### [Task instructions]
From the start of the records through the line containing "- x-axis-label: GPS", inclusive, change every "fragments-point" to "fragment-point" and give those lines again with all else unchanged.

### [Records supplied]
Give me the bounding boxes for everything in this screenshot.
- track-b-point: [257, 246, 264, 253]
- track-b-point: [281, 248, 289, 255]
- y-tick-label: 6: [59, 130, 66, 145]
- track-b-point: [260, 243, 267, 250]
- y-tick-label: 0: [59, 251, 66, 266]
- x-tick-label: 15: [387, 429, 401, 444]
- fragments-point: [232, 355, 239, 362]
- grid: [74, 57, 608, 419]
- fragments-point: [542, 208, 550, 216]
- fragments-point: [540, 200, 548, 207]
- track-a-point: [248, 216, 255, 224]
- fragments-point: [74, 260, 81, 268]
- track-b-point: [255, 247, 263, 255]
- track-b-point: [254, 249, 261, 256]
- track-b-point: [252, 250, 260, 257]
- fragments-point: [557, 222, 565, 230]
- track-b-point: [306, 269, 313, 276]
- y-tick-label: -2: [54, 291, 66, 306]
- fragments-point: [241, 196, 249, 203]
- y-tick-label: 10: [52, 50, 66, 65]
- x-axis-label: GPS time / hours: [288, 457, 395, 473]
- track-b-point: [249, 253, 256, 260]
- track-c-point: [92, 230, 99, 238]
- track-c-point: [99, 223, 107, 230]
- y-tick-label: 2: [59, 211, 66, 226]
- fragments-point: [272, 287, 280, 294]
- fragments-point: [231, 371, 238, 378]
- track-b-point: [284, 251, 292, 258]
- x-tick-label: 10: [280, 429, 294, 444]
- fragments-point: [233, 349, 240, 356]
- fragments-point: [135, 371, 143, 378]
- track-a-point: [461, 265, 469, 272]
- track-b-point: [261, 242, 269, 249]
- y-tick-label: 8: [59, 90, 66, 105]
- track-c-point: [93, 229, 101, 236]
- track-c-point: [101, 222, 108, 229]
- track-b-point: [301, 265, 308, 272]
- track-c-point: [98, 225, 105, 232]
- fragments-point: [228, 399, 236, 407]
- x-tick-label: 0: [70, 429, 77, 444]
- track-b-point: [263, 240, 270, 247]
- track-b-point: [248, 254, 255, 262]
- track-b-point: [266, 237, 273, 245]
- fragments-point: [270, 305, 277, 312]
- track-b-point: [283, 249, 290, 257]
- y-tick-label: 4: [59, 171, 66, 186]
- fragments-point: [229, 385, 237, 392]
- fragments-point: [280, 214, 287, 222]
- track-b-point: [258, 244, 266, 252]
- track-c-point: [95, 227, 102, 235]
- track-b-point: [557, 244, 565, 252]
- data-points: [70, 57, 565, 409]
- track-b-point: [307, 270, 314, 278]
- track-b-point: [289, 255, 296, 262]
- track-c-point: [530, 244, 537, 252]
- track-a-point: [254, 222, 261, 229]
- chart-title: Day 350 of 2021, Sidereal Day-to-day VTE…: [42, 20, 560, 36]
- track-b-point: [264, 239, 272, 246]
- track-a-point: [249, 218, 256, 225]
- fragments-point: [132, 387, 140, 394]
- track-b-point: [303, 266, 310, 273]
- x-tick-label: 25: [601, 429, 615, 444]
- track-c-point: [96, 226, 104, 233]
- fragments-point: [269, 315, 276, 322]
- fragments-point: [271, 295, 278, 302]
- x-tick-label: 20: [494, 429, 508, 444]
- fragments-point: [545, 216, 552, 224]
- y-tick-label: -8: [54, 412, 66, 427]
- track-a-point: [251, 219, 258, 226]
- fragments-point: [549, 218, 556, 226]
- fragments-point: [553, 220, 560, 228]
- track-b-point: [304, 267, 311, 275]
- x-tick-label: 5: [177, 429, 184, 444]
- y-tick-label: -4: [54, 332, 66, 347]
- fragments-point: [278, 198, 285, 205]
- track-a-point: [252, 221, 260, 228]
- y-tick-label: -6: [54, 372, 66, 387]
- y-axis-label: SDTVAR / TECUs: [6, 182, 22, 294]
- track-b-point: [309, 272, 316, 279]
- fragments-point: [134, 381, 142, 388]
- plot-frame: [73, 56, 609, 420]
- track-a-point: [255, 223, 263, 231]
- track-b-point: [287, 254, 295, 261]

### [Task response]
Give me the bounding boxes for everything in this screenshot.
- track-b-point: [257, 246, 264, 253]
- track-b-point: [281, 248, 289, 255]
- y-tick-label: 6: [59, 130, 66, 145]
- track-b-point: [260, 243, 267, 250]
- y-tick-label: 0: [59, 251, 66, 266]
- x-tick-label: 15: [387, 429, 401, 444]
- fragment-point: [232, 355, 239, 362]
- grid: [74, 57, 608, 419]
- fragment-point: [542, 208, 550, 216]
- fragment-point: [540, 200, 548, 207]
- track-a-point: [248, 216, 255, 224]
- fragment-point: [74, 260, 81, 268]
- track-b-point: [255, 247, 263, 255]
- track-b-point: [254, 249, 261, 256]
- track-b-point: [252, 250, 260, 257]
- fragment-point: [557, 222, 565, 230]
- track-b-point: [306, 269, 313, 276]
- y-tick-label: -2: [54, 291, 66, 306]
- fragment-point: [241, 196, 249, 203]
- y-tick-label: 10: [52, 50, 66, 65]
- x-axis-label: GPS time / hours: [288, 457, 395, 473]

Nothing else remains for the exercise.